Extracted data entries
────────────────────

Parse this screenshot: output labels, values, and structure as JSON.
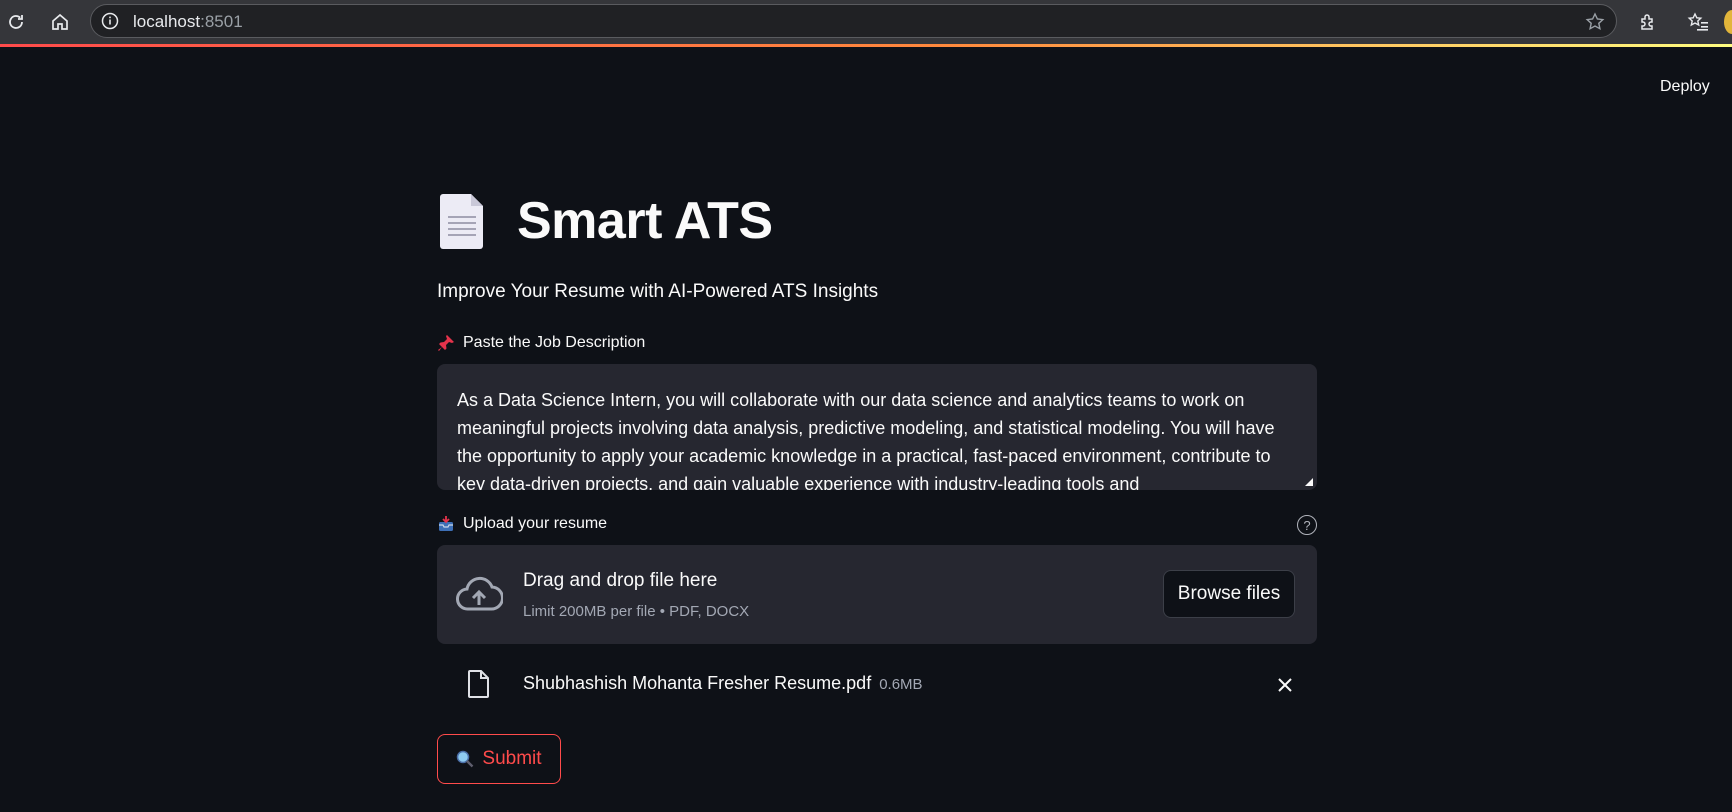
{
  "browser": {
    "url_host": "localhost",
    "url_port": ":8501"
  },
  "header": {
    "deploy_label": "Deploy"
  },
  "app": {
    "title": "Smart ATS",
    "subtitle": "Improve Your Resume with AI-Powered ATS Insights"
  },
  "job_description": {
    "label": "Paste the Job Description",
    "label_icon": "pushpin-icon",
    "value": "As a Data Science Intern, you will collaborate with our data science and analytics teams to work on meaningful projects involving data analysis, predictive modeling, and statistical modeling. You will have the opportunity to apply your academic knowledge in a practical, fast-paced environment, contribute to key data-driven projects, and gain valuable experience with industry-leading tools and"
  },
  "uploader": {
    "label": "Upload your resume",
    "label_icon": "inbox-tray-icon",
    "dropzone_title": "Drag and drop file here",
    "dropzone_limit": "Limit 200MB per file • PDF, DOCX",
    "browse_label": "Browse files",
    "file": {
      "name": "Shubhashish Mohanta Fresher Resume.pdf",
      "size": "0.6MB"
    }
  },
  "submit": {
    "label": "Submit",
    "icon": "magnifier-icon"
  },
  "colors": {
    "background": "#0e1117",
    "input_bg": "#262730",
    "accent": "#ff4b4b",
    "text": "#fafafa"
  }
}
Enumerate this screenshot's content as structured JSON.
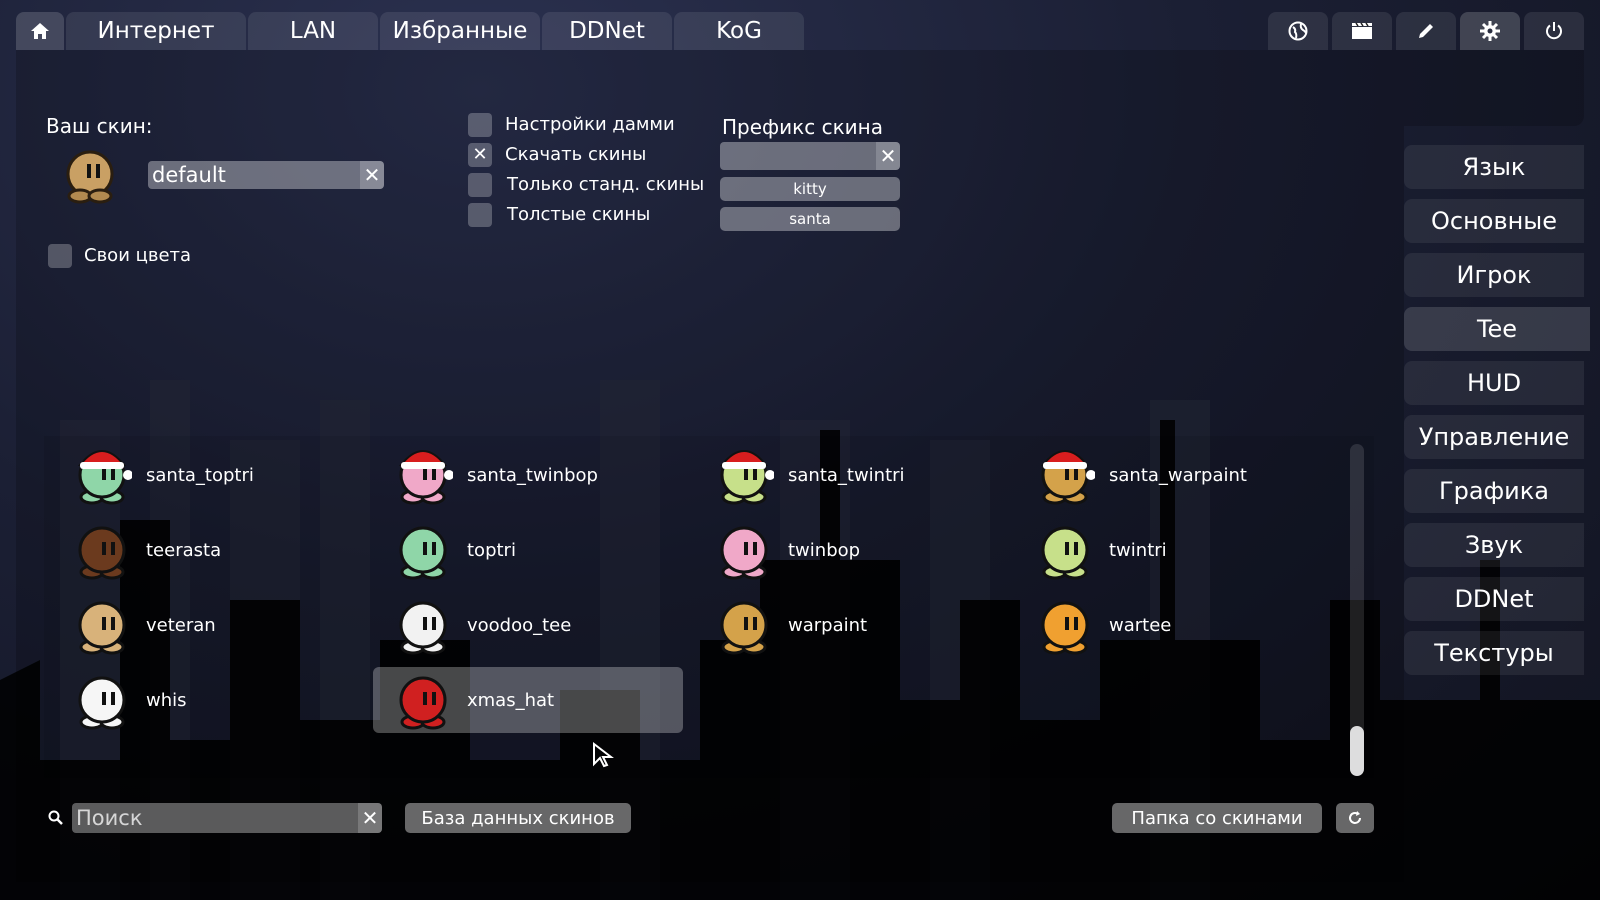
{
  "tabs": {
    "home_icon": "home-icon",
    "items": [
      "Интернет",
      "LAN",
      "Избранные",
      "DDNet",
      "KoG"
    ],
    "right_icons": [
      "globe-icon",
      "demo-icon",
      "editor-icon",
      "settings-icon",
      "power-icon"
    ],
    "active_right": "settings-icon"
  },
  "side_menu": {
    "items": [
      "Язык",
      "Основные",
      "Игрок",
      "Tee",
      "HUD",
      "Управление",
      "Графика",
      "Звук",
      "DDNet",
      "Текстуры"
    ],
    "active": "Tee"
  },
  "skin_settings": {
    "your_skin_label": "Ваш скин:",
    "skin_value": "default",
    "custom_colors_label": "Свои цвета",
    "custom_colors_checked": false
  },
  "options": {
    "checkboxes": [
      {
        "label": "Настройки дамми",
        "checked": false
      },
      {
        "label": "Скачать скины",
        "checked": true
      },
      {
        "label": "Только станд. скины",
        "checked": false
      },
      {
        "label": "Толстые скины",
        "checked": false
      }
    ],
    "prefix_label": "Префикс скина",
    "prefix_value": "",
    "prefix_options": [
      "kitty",
      "santa"
    ]
  },
  "skins": [
    {
      "name": "santa_toptri",
      "body": "#8fd6a8",
      "hat": true
    },
    {
      "name": "santa_twinbop",
      "body": "#f0a8c8",
      "hat": true
    },
    {
      "name": "santa_twintri",
      "body": "#c7e08a",
      "hat": true
    },
    {
      "name": "santa_warpaint",
      "body": "#d4a24a",
      "hat": true
    },
    {
      "name": "teerasta",
      "body": "#6b3a1e",
      "hat": false
    },
    {
      "name": "toptri",
      "body": "#8fd6a8",
      "hat": false
    },
    {
      "name": "twinbop",
      "body": "#f0a8c8",
      "hat": false
    },
    {
      "name": "twintri",
      "body": "#c7e08a",
      "hat": false
    },
    {
      "name": "veteran",
      "body": "#d8b27a",
      "hat": false
    },
    {
      "name": "voodoo_tee",
      "body": "#f2f2f2",
      "hat": false
    },
    {
      "name": "warpaint",
      "body": "#d4a24a",
      "hat": false
    },
    {
      "name": "wartee",
      "body": "#f0a030",
      "hat": false
    },
    {
      "name": "whis",
      "body": "#f6f6f6",
      "hat": false
    },
    {
      "name": "xmas_hat",
      "body": "#d02020",
      "hat": false,
      "selected": true
    }
  ],
  "bottom": {
    "search_placeholder": "Поиск",
    "search_icon": "search-icon",
    "database_button": "База данных скинов",
    "folder_button": "Папка со скинами",
    "refresh_icon": "refresh-icon"
  }
}
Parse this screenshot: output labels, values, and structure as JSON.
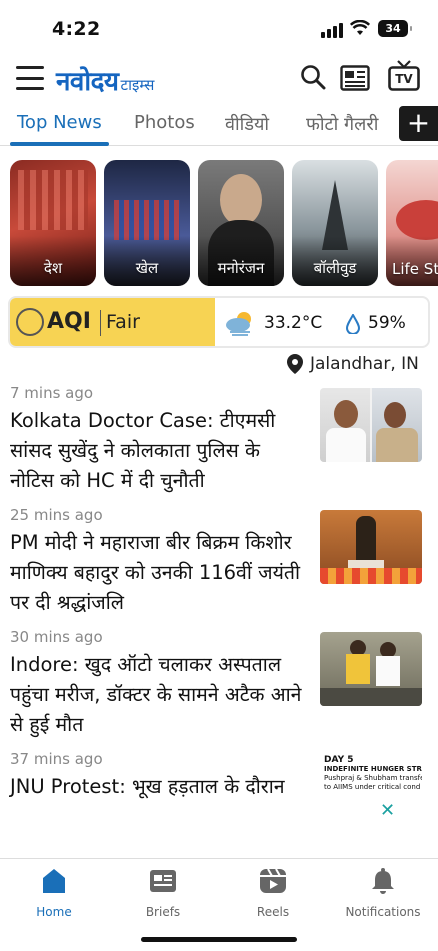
{
  "status_bar": {
    "time": "4:22",
    "battery": "34"
  },
  "header": {
    "logo_main": "नवोदय",
    "logo_sub": "टाइम्स",
    "tv_label": "TV"
  },
  "tabs": [
    {
      "label": "Top News",
      "active": true
    },
    {
      "label": "Photos"
    },
    {
      "label": "वीडियो"
    },
    {
      "label": "फोटो गैलरी"
    }
  ],
  "categories": [
    {
      "label": "देश",
      "color": "#b23a2e"
    },
    {
      "label": "खेल",
      "color": "#3b4a7a"
    },
    {
      "label": "मनोरंजन",
      "color": "#4a4a4a"
    },
    {
      "label": "बॉलीवुड",
      "color": "#6c7a80"
    },
    {
      "label": "Life St",
      "color": "#e8b4b0"
    }
  ],
  "aqi": {
    "label": "AQI",
    "value": "Fair",
    "temperature": "33.2°C",
    "humidity": "59%",
    "accent": "#f7d353"
  },
  "location": "Jalandhar, IN",
  "news": [
    {
      "ago": "7 mins ago",
      "headline": "Kolkata Doctor Case: टीएमसी सांसद सुखेंदु ने कोलकाता पुलिस के नोटिस को HC में दी चुनौती"
    },
    {
      "ago": "25 mins ago",
      "headline": "PM मोदी ने महाराजा बीर बिक्रम किशोर माणिक्य बहादुर को उनकी 116वीं जयंती पर दी श्रद्धांजलि"
    },
    {
      "ago": "30 mins ago",
      "headline": "Indore: खुद ऑटो चलाकर अस्पताल पहुंचा मरीज, डॉक्टर के सामने अटैक आने से हुई मौत"
    },
    {
      "ago": "37 mins ago",
      "headline": "JNU Protest: भूख हड़ताल के दौरान"
    }
  ],
  "thumb4_text": {
    "line1": "DAY 5",
    "line2": "INDEFINITE HUNGER STR",
    "line3": "Pushpraj & Shubham transfer",
    "line4": "to AIIMS under critical cond"
  },
  "bottom_nav": [
    {
      "label": "Home",
      "active": true
    },
    {
      "label": "Briefs"
    },
    {
      "label": "Reels"
    },
    {
      "label": "Notifications"
    }
  ]
}
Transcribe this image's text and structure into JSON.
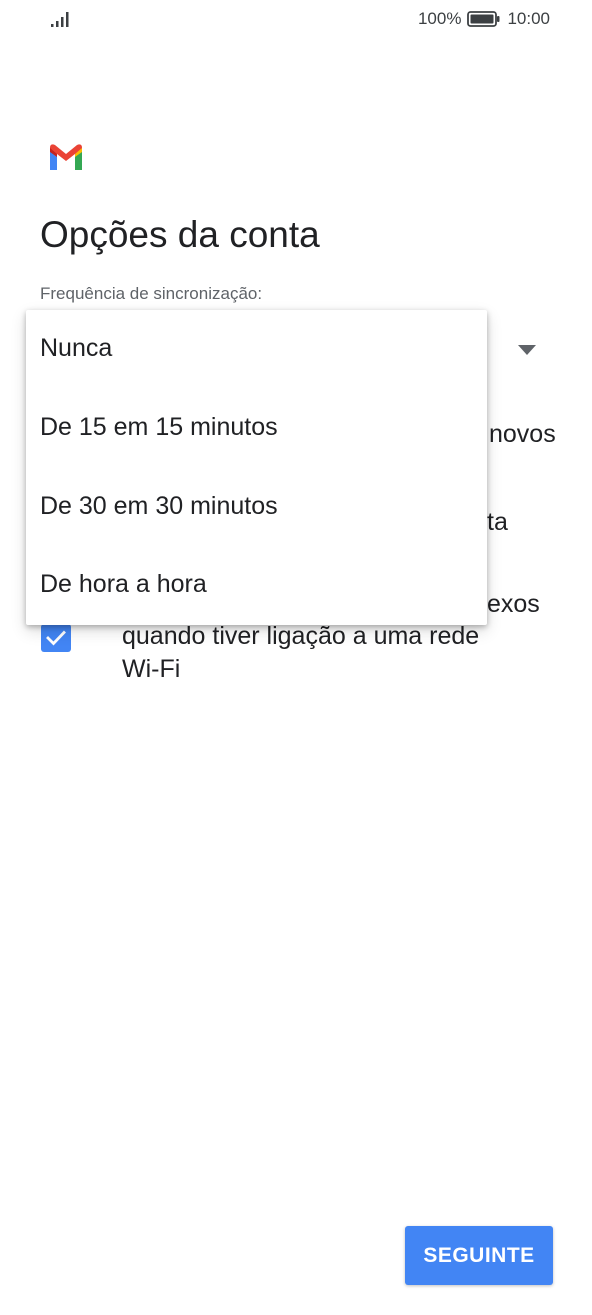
{
  "status_bar": {
    "battery_percent": "100%",
    "time": "10:00"
  },
  "header": {
    "logo": "gmail-logo-icon",
    "title": "Opções da conta"
  },
  "sync_frequency": {
    "label": "Frequência de sincronização:",
    "options": [
      "Nunca",
      "De 15 em 15 minutos",
      "De 30 em 30 minutos",
      "De hora a hora"
    ]
  },
  "background_options": {
    "option1_visible_fragment": "novos",
    "option2_visible_fragment": "ta",
    "option3_visible_fragment": "exos",
    "option3_line2": "quando tiver ligação a uma rede",
    "option3_line3": "Wi-Fi",
    "option3_checked": true
  },
  "footer": {
    "next_label": "SEGUINTE"
  },
  "colors": {
    "accent": "#4285f4",
    "text_primary": "#202124",
    "text_secondary": "#5f6368"
  }
}
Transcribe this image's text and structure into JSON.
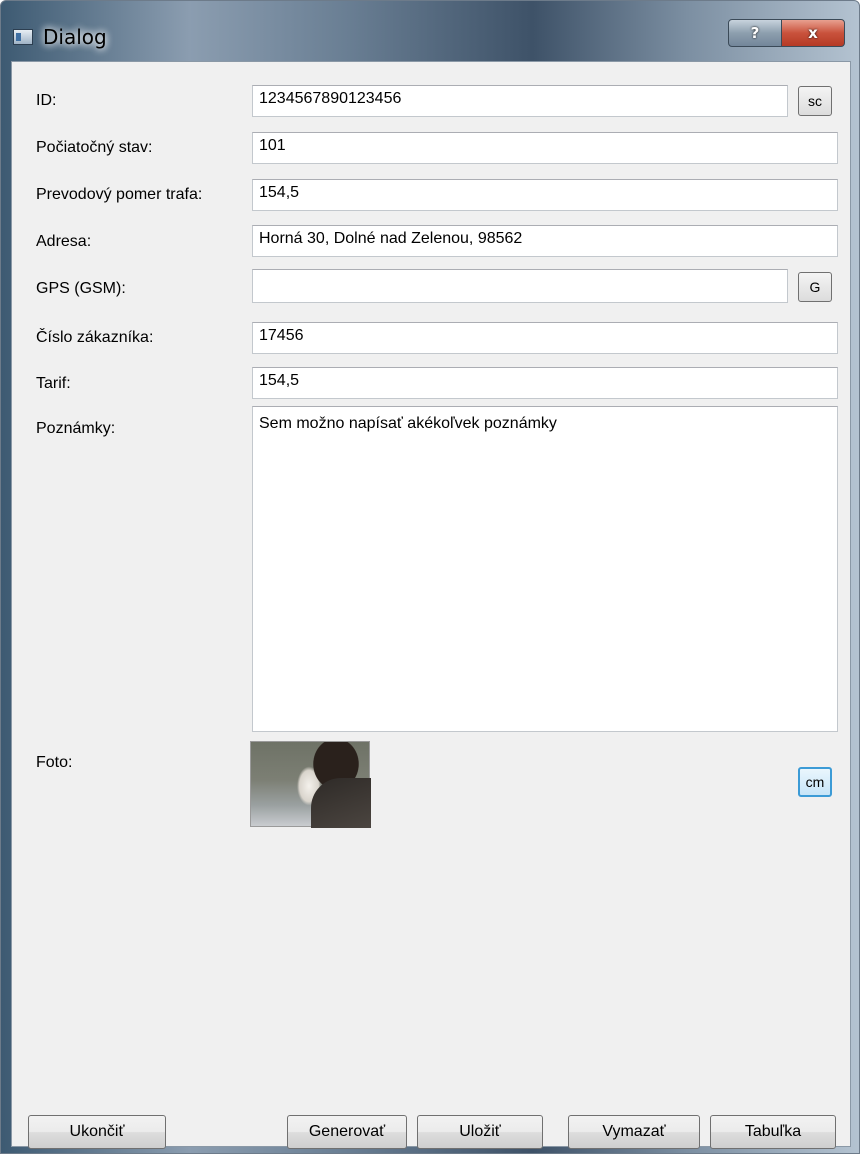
{
  "window": {
    "title": "Dialog",
    "help_glyph": "?",
    "close_glyph": "x"
  },
  "form": {
    "id_label": "ID:",
    "id_value": "1234567890123456",
    "sc_button": "sc",
    "start_label": "Počiatočný stav:",
    "start_value": "101",
    "ratio_label": "Prevodový pomer trafa:",
    "ratio_value": "154,5",
    "address_label": "Adresa:",
    "address_value": "Horná 30, Dolné nad Zelenou, 98562",
    "gps_label": "GPS (GSM):",
    "gps_value": "",
    "g_button": "G",
    "customer_label": "Číslo zákazníka:",
    "customer_value": "17456",
    "tariff_label": "Tarif:",
    "tariff_value": "154,5",
    "notes_label": "Poznámky:",
    "notes_value": "Sem možno napísať akékoľvek poznámky",
    "photo_label": "Foto:",
    "cm_button": "cm"
  },
  "buttons": {
    "quit": "Ukončiť",
    "generate": "Generovať",
    "save": "Uložiť",
    "delete": "Vymazať",
    "table": "Tabuľka"
  }
}
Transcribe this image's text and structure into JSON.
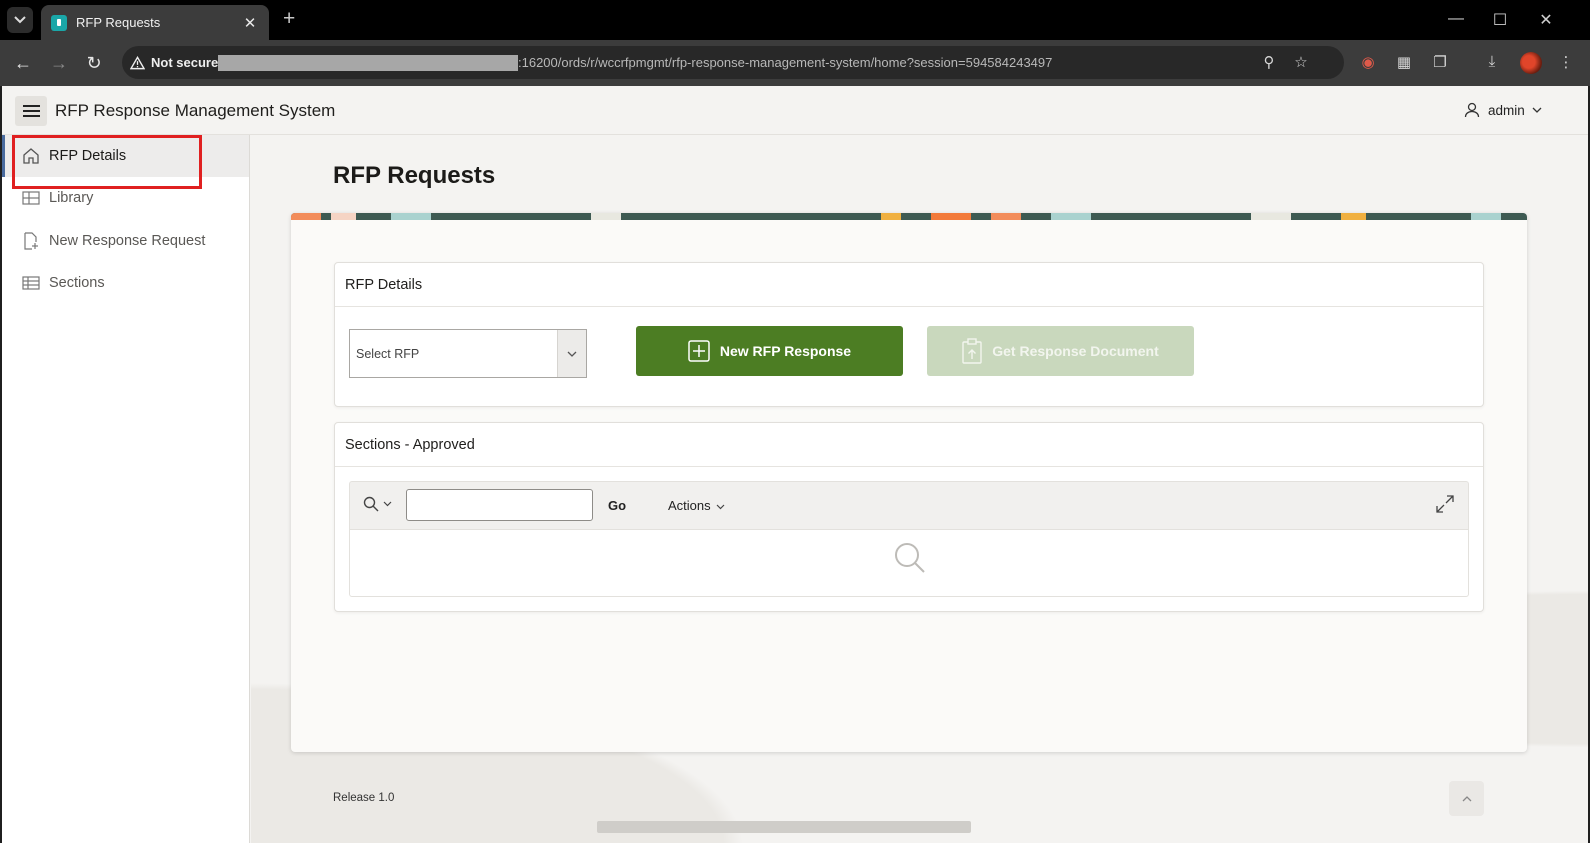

────────────────────

▶ EXERCISE INSTRUCTIONS
List all lines from the entries that include the word "accent".

▶ TASK RESULT
    "accent": "#ff4b4b",
    "accent": "#f7d353"
    "accent": "#4285f4",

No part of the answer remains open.